» Challenge
Go through the records below line by line. Count the lines with "Petugas" and give the count alone.

» The data
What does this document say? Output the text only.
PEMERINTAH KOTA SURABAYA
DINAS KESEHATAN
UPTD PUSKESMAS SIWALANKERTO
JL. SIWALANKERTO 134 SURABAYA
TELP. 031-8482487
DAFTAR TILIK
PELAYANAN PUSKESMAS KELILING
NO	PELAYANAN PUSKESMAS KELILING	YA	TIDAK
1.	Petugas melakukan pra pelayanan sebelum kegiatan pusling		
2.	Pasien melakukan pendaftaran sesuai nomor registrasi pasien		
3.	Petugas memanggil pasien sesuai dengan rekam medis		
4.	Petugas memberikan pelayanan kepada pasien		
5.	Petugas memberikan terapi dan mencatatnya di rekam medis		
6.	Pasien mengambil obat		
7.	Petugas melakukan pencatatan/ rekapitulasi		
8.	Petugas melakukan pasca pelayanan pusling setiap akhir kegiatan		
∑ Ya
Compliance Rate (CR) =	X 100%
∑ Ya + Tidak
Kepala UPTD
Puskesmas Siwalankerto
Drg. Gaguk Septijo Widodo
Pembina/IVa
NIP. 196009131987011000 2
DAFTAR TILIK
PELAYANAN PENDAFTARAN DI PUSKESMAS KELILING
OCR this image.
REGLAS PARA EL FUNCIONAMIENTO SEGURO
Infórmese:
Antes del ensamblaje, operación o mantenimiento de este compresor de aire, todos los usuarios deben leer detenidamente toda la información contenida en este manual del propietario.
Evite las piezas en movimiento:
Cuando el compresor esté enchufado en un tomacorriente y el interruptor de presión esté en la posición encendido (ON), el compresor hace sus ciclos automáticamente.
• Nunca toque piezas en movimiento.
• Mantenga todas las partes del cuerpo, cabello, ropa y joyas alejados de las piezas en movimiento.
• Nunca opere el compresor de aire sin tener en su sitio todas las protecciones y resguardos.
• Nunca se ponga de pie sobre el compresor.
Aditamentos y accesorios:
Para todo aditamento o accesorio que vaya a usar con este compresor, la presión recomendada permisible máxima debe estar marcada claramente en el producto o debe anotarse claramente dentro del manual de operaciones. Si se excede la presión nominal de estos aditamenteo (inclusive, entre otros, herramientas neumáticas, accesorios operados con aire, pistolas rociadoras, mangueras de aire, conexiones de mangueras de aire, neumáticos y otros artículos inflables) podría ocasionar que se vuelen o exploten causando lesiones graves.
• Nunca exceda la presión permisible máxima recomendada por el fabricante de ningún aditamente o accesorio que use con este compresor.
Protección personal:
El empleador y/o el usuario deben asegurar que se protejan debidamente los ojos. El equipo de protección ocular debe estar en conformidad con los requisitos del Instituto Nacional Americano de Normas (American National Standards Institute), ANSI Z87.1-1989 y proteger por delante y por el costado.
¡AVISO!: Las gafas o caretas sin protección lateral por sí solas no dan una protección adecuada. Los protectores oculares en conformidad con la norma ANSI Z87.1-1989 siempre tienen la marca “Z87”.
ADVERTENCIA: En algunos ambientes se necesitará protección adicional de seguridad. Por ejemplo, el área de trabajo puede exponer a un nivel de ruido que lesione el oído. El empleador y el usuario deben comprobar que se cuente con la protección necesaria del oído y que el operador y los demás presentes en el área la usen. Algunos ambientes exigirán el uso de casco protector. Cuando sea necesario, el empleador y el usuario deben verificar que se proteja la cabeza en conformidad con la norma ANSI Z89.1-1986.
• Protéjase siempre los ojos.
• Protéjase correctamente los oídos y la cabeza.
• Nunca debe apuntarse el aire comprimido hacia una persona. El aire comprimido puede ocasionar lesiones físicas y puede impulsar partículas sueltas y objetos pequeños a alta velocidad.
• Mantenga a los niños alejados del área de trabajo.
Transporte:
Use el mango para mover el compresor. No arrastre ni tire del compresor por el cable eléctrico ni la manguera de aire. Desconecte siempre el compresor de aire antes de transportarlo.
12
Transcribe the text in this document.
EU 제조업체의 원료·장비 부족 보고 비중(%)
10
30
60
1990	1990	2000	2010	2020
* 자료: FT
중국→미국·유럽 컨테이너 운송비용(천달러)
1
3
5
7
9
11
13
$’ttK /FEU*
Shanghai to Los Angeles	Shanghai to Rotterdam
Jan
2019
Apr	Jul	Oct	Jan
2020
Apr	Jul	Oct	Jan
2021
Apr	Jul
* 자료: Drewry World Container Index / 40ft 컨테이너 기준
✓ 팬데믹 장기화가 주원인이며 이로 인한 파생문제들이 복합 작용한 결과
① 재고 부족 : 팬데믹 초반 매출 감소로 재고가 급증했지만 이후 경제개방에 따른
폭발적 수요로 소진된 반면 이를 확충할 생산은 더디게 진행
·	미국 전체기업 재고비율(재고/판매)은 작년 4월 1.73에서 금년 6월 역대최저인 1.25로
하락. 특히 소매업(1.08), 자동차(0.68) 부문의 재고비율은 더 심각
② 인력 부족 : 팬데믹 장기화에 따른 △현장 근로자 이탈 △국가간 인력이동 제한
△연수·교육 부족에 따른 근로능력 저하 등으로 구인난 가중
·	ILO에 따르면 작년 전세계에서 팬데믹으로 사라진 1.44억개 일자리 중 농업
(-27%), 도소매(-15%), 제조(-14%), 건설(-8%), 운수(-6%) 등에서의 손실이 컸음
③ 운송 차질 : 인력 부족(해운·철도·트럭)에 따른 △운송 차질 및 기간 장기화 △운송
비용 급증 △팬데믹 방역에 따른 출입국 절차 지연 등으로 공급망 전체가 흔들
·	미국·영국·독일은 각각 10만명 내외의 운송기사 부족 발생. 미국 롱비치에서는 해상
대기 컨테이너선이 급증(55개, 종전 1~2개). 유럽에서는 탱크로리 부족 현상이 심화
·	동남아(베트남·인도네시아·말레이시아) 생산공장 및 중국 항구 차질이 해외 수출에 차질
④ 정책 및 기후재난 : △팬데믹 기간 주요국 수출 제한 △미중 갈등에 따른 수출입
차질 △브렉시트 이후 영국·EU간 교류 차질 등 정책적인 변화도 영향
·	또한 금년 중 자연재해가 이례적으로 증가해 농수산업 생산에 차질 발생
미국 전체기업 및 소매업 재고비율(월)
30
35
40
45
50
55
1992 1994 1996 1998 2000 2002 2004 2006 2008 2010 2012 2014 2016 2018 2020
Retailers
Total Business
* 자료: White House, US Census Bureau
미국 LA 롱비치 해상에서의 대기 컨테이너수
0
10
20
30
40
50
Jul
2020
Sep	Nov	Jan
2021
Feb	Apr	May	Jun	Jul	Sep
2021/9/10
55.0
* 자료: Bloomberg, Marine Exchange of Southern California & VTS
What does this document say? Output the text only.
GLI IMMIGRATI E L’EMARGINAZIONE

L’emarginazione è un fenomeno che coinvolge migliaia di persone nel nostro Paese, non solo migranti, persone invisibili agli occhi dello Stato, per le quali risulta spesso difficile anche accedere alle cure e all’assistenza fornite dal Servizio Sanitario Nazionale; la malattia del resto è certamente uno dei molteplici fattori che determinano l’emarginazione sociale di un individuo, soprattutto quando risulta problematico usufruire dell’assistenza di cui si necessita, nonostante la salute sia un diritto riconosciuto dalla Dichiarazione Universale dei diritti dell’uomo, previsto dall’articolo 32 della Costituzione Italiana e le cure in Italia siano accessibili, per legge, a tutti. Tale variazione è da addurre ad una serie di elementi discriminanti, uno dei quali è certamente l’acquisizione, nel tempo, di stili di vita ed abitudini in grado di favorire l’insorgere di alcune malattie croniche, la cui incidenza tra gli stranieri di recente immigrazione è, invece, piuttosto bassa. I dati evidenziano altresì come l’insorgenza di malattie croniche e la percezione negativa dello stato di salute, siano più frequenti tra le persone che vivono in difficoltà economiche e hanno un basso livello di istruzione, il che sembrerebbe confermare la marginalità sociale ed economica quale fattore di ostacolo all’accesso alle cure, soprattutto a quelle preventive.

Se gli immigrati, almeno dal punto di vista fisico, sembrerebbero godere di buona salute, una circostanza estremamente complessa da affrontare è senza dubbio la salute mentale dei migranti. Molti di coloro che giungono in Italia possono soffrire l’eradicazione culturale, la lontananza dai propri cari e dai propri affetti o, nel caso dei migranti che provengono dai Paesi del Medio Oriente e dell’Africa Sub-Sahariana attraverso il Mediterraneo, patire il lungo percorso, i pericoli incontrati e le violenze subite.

» Response below
6